(Stored entries)
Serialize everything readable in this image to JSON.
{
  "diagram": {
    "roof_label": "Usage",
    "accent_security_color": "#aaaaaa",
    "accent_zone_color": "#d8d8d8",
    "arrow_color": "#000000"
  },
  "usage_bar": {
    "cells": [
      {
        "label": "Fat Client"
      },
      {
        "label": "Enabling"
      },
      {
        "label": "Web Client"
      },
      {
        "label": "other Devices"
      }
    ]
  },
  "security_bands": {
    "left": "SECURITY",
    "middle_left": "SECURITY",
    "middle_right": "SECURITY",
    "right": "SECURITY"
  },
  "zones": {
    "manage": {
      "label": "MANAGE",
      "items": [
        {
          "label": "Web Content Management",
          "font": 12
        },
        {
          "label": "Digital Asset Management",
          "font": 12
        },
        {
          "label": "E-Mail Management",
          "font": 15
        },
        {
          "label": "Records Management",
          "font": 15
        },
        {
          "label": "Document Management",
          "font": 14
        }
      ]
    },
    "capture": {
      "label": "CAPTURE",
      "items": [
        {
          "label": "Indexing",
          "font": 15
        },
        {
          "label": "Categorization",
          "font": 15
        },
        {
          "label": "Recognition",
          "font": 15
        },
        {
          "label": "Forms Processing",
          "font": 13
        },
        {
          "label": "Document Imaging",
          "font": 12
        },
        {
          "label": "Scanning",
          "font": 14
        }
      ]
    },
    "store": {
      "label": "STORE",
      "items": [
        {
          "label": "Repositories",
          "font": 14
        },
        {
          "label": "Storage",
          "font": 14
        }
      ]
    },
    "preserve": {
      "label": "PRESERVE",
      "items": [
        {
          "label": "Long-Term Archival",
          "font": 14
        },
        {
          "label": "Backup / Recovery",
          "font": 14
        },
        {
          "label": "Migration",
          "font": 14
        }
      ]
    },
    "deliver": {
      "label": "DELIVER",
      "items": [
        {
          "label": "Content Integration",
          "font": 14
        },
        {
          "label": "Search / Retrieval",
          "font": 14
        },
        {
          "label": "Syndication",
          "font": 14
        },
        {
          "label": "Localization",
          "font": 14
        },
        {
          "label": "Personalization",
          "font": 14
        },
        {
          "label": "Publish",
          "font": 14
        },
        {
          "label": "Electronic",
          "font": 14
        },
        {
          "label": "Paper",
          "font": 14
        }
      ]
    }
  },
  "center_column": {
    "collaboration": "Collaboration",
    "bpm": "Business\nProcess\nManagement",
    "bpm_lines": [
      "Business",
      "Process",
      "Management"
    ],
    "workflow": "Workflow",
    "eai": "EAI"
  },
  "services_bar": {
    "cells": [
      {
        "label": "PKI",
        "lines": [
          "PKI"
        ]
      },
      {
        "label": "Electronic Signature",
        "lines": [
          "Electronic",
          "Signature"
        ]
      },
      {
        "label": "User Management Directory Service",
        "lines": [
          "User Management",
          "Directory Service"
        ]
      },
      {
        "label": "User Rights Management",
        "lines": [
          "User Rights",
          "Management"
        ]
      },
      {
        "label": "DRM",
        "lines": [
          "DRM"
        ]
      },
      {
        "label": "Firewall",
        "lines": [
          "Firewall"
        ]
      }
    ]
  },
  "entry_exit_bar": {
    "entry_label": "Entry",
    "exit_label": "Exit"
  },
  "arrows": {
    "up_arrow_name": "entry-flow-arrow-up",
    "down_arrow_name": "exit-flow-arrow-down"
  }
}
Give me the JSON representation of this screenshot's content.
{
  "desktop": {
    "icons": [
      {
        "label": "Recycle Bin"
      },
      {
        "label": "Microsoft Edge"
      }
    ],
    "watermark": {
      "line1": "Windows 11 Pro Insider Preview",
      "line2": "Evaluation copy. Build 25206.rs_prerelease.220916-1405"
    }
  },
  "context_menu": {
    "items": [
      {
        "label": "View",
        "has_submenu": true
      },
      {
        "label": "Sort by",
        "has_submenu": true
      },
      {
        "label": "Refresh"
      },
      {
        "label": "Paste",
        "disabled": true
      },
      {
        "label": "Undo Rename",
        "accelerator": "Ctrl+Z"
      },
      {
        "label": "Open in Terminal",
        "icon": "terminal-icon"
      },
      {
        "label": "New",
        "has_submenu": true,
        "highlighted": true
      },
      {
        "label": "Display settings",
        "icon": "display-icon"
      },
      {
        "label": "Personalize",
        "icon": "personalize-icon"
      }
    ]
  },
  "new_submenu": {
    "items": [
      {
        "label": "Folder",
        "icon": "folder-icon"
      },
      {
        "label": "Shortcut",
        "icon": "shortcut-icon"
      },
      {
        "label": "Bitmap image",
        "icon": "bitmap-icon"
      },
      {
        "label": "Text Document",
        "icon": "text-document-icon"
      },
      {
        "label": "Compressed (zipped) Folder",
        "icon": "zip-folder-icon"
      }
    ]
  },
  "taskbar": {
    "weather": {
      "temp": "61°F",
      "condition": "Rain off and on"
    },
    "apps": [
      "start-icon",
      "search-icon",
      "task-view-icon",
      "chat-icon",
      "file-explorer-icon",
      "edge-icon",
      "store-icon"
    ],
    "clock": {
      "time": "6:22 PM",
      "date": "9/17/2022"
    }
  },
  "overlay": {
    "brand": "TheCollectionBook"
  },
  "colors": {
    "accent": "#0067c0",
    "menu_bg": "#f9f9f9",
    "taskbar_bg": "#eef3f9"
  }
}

Work to do: Restate the listing above word for word.

Full solution:
Serialize everything readable in this image to JSON.
{
  "diagram": {
    "roof_label": "Usage",
    "accent_security_color": "#aaaaaa",
    "accent_zone_color": "#d8d8d8",
    "arrow_color": "#000000"
  },
  "usage_bar": {
    "cells": [
      {
        "label": "Fat Client"
      },
      {
        "label": "Enabling"
      },
      {
        "label": "Web Client"
      },
      {
        "label": "other Devices"
      }
    ]
  },
  "security_bands": {
    "left": "SECURITY",
    "middle_left": "SECURITY",
    "middle_right": "SECURITY",
    "right": "SECURITY"
  },
  "zones": {
    "manage": {
      "label": "MANAGE",
      "items": [
        {
          "label": "Web Content Management",
          "font": 12
        },
        {
          "label": "Digital Asset Management",
          "font": 12
        },
        {
          "label": "E-Mail Management",
          "font": 15
        },
        {
          "label": "Records Management",
          "font": 15
        },
        {
          "label": "Document Management",
          "font": 14
        }
      ]
    },
    "capture": {
      "label": "CAPTURE",
      "items": [
        {
          "label": "Indexing",
          "font": 15
        },
        {
          "label": "Categorization",
          "font": 15
        },
        {
          "label": "Recognition",
          "font": 15
        },
        {
          "label": "Forms Processing",
          "font": 13
        },
        {
          "label": "Document Imaging",
          "font": 12
        },
        {
          "label": "Scanning",
          "font": 14
        }
      ]
    },
    "store": {
      "label": "STORE",
      "items": [
        {
          "label": "Repositories",
          "font": 14
        },
        {
          "label": "Storage",
          "font": 14
        }
      ]
    },
    "preserve": {
      "label": "PRESERVE",
      "items": [
        {
          "label": "Long-Term Archival",
          "font": 14
        },
        {
          "label": "Backup / Recovery",
          "font": 14
        },
        {
          "label": "Migration",
          "font": 14
        }
      ]
    },
    "deliver": {
      "label": "DELIVER",
      "items": [
        {
          "label": "Content Integration",
          "font": 14
        },
        {
          "label": "Search / Retrieval",
          "font": 14
        },
        {
          "label": "Syndication",
          "font": 14
        },
        {
          "label": "Localization",
          "font": 14
        },
        {
          "label": "Personalization",
          "font": 14
        },
        {
          "label": "Publish",
          "font": 14
        },
        {
          "label": "Electronic",
          "font": 14
        },
        {
          "label": "Paper",
          "font": 14
        }
      ]
    }
  },
  "center_column": {
    "collaboration": "Collaboration",
    "bpm": "Business\nProcess\nManagement",
    "bpm_lines": [
      "Business",
      "Process",
      "Management"
    ],
    "workflow": "Workflow",
    "eai": "EAI"
  },
  "services_bar": {
    "cells": [
      {
        "label": "PKI",
        "lines": [
          "PKI"
        ]
      },
      {
        "label": "Electronic Signature",
        "lines": [
          "Electronic",
          "Signature"
        ]
      },
      {
        "label": "User Management Directory Service",
        "lines": [
          "User Management",
          "Directory Service"
        ]
      },
      {
        "label": "User Rights Management",
        "lines": [
          "User Rights",
          "Management"
        ]
      },
      {
        "label": "DRM",
        "lines": [
          "DRM"
        ]
      },
      {
        "label": "Firewall",
        "lines": [
          "Firewall"
        ]
      }
    ]
  },
  "entry_exit_bar": {
    "entry_label": "Entry",
    "exit_label": "Exit"
  },
  "arrows": {
    "up_arrow_name": "entry-flow-arrow-up",
    "down_arrow_name": "exit-flow-arrow-down"
  }
}
Give me the JSON representation of this screenshot's content.
{
  "desktop": {
    "icons": [
      {
        "label": "Recycle Bin"
      },
      {
        "label": "Microsoft Edge"
      }
    ],
    "watermark": {
      "line1": "Windows 11 Pro Insider Preview",
      "line2": "Evaluation copy. Build 25206.rs_prerelease.220916-1405"
    }
  },
  "context_menu": {
    "items": [
      {
        "label": "View",
        "has_submenu": true
      },
      {
        "label": "Sort by",
        "has_submenu": true
      },
      {
        "label": "Refresh"
      },
      {
        "label": "Paste",
        "disabled": true
      },
      {
        "label": "Undo Rename",
        "accelerator": "Ctrl+Z"
      },
      {
        "label": "Open in Terminal",
        "icon": "terminal-icon"
      },
      {
        "label": "New",
        "has_submenu": true,
        "highlighted": true
      },
      {
        "label": "Display settings",
        "icon": "display-icon"
      },
      {
        "label": "Personalize",
        "icon": "personalize-icon"
      }
    ]
  },
  "new_submenu": {
    "items": [
      {
        "label": "Folder",
        "icon": "folder-icon"
      },
      {
        "label": "Shortcut",
        "icon": "shortcut-icon"
      },
      {
        "label": "Bitmap image",
        "icon": "bitmap-icon"
      },
      {
        "label": "Text Document",
        "icon": "text-document-icon"
      },
      {
        "label": "Compressed (zipped) Folder",
        "icon": "zip-folder-icon"
      }
    ]
  },
  "taskbar": {
    "weather": {
      "temp": "61°F",
      "condition": "Rain off and on"
    },
    "apps": [
      "start-icon",
      "search-icon",
      "task-view-icon",
      "chat-icon",
      "file-explorer-icon",
      "edge-icon",
      "store-icon"
    ],
    "clock": {
      "time": "6:22 PM",
      "date": "9/17/2022"
    }
  },
  "overlay": {
    "brand": "TheCollectionBook"
  },
  "colors": {
    "accent": "#0067c0",
    "menu_bg": "#f9f9f9",
    "taskbar_bg": "#eef3f9"
  }
}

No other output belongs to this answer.